_REQUIRED TASK:_
Work out how many lines hold the string "zeta". The answer is a single number, nothing more.
++++ RECORDS PROVIDED
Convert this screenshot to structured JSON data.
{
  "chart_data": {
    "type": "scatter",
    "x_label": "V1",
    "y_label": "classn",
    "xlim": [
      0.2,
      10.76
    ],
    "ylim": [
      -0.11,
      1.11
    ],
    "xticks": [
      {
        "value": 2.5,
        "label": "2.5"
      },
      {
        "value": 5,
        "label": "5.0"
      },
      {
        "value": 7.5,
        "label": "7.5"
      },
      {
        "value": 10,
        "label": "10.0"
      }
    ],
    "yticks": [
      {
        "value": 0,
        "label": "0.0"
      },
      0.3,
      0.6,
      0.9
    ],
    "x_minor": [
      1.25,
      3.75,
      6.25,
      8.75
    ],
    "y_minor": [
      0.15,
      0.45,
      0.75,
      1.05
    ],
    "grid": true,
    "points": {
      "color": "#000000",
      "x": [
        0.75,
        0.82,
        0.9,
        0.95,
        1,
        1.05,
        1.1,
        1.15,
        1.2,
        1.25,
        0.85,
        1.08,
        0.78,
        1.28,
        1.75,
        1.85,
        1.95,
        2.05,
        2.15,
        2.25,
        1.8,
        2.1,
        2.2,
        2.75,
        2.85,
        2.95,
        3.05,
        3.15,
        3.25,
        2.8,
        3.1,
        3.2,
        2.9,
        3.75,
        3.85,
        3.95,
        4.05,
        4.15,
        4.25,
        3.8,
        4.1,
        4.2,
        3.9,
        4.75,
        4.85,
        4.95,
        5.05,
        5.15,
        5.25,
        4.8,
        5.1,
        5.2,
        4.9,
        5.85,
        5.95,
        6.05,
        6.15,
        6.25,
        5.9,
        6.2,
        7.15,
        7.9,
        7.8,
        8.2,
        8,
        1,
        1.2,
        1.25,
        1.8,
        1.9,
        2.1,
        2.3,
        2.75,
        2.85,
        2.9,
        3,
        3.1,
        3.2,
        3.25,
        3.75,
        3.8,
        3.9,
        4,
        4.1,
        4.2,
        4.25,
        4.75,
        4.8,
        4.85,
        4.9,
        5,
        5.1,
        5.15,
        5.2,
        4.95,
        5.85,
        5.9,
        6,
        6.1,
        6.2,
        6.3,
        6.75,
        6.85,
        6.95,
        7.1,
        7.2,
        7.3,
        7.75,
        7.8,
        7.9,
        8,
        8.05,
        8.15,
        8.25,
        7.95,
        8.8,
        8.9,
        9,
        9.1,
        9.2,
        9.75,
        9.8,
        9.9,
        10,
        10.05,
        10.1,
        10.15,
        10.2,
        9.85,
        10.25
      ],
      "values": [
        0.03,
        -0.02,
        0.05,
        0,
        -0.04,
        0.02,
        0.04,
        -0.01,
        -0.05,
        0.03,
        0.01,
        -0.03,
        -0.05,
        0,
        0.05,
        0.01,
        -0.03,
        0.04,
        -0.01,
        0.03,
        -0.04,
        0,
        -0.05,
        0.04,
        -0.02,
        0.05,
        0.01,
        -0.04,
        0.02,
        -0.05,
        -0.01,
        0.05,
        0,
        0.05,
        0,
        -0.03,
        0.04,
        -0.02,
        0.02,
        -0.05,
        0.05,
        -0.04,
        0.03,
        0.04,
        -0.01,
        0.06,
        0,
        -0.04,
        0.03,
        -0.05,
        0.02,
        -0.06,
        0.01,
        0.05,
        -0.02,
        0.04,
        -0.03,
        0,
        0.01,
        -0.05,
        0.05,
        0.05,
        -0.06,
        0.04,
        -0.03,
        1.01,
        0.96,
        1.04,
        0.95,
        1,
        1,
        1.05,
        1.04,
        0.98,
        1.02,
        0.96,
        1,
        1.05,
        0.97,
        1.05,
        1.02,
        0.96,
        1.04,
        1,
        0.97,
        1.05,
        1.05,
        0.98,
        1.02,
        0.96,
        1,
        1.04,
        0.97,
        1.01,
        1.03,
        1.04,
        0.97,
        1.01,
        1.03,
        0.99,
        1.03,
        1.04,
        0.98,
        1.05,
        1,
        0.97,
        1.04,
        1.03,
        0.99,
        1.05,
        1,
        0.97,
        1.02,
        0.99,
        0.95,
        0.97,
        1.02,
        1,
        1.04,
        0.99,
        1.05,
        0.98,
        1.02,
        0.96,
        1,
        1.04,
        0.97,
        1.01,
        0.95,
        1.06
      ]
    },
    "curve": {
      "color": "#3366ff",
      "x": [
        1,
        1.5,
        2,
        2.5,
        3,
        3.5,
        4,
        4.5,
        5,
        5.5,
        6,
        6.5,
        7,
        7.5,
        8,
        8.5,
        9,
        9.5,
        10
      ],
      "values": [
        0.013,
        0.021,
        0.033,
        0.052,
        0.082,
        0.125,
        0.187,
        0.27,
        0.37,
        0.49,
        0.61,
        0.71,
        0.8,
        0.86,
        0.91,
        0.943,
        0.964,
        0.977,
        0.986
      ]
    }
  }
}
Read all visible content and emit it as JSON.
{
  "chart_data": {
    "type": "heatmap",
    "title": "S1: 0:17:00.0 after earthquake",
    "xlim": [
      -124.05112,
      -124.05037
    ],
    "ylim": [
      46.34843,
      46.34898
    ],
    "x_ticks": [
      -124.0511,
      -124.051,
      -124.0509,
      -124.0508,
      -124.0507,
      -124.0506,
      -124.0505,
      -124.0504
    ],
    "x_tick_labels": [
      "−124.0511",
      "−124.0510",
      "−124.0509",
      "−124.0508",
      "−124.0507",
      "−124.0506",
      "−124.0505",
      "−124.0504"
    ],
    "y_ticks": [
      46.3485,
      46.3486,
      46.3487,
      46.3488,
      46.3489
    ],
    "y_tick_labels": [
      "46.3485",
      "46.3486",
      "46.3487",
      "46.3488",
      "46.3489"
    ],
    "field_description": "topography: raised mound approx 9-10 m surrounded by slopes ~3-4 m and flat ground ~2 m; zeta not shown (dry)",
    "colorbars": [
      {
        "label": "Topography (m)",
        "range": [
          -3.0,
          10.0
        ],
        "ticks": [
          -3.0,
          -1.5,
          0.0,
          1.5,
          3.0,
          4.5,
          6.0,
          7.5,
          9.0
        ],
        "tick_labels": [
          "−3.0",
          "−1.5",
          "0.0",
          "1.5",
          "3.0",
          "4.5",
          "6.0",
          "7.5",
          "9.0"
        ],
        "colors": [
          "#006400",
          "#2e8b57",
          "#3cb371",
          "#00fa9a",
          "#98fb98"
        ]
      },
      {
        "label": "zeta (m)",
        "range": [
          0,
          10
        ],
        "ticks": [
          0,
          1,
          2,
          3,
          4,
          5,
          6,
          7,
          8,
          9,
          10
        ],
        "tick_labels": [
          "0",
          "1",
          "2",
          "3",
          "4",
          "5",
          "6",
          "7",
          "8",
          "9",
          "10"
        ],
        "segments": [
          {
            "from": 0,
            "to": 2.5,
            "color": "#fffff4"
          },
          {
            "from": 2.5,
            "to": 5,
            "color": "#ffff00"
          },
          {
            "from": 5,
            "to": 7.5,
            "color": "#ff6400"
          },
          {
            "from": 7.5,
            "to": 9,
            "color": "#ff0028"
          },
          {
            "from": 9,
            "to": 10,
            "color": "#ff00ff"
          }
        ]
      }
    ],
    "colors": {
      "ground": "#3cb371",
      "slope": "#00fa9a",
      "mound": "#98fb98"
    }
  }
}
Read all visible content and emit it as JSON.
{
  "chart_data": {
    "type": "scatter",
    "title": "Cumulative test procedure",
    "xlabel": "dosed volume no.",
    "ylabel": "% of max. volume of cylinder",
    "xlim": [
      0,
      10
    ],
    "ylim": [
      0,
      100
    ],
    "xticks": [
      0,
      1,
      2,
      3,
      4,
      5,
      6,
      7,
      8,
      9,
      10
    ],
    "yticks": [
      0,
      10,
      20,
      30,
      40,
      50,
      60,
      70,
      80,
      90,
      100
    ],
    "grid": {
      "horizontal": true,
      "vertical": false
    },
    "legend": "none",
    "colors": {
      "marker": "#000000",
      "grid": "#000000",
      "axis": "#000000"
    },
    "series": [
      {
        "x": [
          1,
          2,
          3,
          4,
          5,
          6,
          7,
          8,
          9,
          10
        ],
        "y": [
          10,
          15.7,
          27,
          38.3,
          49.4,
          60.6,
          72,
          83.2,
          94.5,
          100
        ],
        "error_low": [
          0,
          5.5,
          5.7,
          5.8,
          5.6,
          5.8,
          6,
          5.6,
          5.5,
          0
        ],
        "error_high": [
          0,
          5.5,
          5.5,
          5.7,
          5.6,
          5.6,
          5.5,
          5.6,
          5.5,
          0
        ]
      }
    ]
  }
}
++++++++
_ANSWER FOR THE TASK:_
2